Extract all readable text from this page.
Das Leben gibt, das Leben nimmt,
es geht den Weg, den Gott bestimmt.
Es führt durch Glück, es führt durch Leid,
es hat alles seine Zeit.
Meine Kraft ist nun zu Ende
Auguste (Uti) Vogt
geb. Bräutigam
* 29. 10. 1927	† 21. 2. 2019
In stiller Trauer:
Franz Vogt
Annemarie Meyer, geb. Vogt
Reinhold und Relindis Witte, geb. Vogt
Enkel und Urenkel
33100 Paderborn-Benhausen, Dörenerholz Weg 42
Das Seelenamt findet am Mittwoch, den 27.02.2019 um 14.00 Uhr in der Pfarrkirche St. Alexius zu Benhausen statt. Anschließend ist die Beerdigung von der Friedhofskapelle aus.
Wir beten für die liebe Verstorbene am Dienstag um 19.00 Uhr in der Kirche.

----

• WORK TO DO: Your task is to gather every line with the word "Benhausen" and copy it.

• REPLY TO THE EXERCISE:
33100 Paderborn-Benhausen, Dörenerholz Weg 42
Das Seelenamt findet am Mittwoch, den 27.02.2019 um 14.00 Uhr in der Pfarrkirche St. Alexius zu Benhausen statt. Anschließend ist die Beerdigung von der Friedhofskapelle aus.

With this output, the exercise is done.